Exercise details: Please name the queue that the code snippet in the forum post about the ethernet bridge below selects for the packet.

[Start Quoted passage]

You are not logged in.
Pages: 1
Hi forum,
I'm running a home-made 802.3 ethernet bridge application based on a combination of modified wlan_mac_high_ibss and wlan_mac_low_nomac (originally discussed in this forum thread). Overall, this bridge application works fine but I've recently discovered an issue with 'quick' transmissions.
At the SRC board, 5 fixed sized 100-byte UDP packets from a PC are received on the ethernet interface and transmitted verbatim over the air (coax). At a second board, DST, these 5 radio transmissions are received and transmitted out its ethernet interface to a destination PC.
I've observed that when these UDP packets arrive 'quickly' at SRC, then I have less than 5 packets received at the destination PC. If I slow the UDP inter-packet time down at the source PC, from e.g., 100us to 400us, then all 5 packets are received OK. Now, if I increase the UDP packet size from, say, 100 bytes to 200 bytes, then I have losses again. And again, if I increase the inter-packet times once more from 400us to 600us, then again all packets are received [N.B.: these byte and usec times are examples and serve only to illustrate].
My conclusion from this observation is that at the transmitter board SRC, wired ethernet packets are "bumping" into previous packets which are in mid-radio transmission. Packet A arrives on ethernet and is being transmitted out the radio. As it is in mid transmission, packet B arrives and "collides" with the outgoing A.
The code snippet where I do this transmission is:
queue_sel = MANAGEMENT_QID; if((qlen = queue_num_queued(queue_sel)) < MAX_TX_QUEUE_LEN){ // Put the packet in the queue enqueue_after_tail(queue_sel, curr_tx_queue_element_p); } else { // Packet was not successfully enqueued xil_printf("Exceed qlen: %d\n", qlen); return 0; }
I've tried different queues (other than MANAGEMENT_QID) but that doesn't help. I also never see the printf() message so I'm not exceeding the queue length with my 5 UDP packets.

[End Quoted passage]
[Start Data excerpts]

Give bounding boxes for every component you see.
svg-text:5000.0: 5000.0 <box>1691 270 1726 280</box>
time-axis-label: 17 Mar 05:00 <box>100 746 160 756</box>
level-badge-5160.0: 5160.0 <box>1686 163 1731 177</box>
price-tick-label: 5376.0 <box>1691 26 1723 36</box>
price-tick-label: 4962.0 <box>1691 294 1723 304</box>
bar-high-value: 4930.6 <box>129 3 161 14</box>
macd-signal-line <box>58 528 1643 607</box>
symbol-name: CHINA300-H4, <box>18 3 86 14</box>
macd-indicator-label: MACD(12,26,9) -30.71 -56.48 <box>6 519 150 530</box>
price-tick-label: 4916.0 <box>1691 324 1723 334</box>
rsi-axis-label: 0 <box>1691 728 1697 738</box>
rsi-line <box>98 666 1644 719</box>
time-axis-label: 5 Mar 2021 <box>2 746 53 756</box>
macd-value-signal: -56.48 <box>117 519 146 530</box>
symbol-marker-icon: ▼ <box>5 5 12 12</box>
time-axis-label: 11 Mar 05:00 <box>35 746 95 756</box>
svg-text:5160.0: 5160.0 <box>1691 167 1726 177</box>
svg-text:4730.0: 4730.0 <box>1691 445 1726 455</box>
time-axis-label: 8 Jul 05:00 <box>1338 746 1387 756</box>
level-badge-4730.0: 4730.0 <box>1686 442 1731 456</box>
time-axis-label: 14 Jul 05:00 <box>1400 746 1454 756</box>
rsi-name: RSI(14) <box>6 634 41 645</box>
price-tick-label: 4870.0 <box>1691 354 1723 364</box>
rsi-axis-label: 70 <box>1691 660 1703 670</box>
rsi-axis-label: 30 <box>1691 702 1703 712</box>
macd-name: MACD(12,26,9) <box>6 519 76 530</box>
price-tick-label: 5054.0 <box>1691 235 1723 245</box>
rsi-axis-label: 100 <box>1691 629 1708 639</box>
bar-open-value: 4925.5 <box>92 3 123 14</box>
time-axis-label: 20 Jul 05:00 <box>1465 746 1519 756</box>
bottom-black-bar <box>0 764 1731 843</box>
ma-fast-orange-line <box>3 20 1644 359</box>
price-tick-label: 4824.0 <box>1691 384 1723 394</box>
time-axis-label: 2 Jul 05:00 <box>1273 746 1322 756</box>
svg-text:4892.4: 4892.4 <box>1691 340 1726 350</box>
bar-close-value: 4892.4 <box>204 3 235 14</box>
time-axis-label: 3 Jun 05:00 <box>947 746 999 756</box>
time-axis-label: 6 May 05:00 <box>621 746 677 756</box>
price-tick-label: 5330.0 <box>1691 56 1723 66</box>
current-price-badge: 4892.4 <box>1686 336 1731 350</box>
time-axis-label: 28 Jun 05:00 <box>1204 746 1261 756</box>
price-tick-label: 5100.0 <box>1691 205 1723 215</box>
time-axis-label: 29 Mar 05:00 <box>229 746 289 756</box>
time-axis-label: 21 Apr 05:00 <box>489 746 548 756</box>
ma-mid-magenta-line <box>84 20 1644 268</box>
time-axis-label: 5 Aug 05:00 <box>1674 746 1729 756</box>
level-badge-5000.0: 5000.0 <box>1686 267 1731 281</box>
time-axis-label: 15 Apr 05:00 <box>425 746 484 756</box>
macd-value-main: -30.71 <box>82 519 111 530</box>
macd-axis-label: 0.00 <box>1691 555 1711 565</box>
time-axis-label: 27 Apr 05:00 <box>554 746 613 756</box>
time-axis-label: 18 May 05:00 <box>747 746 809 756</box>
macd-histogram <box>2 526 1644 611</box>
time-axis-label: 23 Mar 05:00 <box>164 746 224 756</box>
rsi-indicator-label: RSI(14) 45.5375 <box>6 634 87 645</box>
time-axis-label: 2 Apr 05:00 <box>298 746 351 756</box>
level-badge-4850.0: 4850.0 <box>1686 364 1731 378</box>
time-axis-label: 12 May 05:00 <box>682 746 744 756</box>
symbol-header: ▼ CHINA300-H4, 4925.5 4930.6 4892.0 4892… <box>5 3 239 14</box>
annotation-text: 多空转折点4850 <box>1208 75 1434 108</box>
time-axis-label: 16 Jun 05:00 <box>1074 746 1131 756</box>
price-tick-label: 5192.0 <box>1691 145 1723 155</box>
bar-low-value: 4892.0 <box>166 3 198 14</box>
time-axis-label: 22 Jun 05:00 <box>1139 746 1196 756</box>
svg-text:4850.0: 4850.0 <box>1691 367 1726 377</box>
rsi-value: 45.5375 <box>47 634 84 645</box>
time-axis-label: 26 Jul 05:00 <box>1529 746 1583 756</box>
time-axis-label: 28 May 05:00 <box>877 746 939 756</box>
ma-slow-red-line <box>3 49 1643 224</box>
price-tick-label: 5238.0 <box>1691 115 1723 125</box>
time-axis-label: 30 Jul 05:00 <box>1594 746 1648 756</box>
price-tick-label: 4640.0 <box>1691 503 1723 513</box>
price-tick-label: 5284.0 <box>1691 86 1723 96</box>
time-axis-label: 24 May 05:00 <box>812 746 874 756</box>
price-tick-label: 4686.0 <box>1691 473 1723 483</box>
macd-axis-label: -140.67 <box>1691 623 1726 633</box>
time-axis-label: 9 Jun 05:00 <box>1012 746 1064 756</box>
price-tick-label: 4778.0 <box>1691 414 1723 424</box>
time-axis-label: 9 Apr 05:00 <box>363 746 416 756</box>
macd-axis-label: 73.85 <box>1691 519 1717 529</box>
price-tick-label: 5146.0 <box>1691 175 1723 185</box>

[End Data excerpts]

Result of the task: MANAGEMENT_QID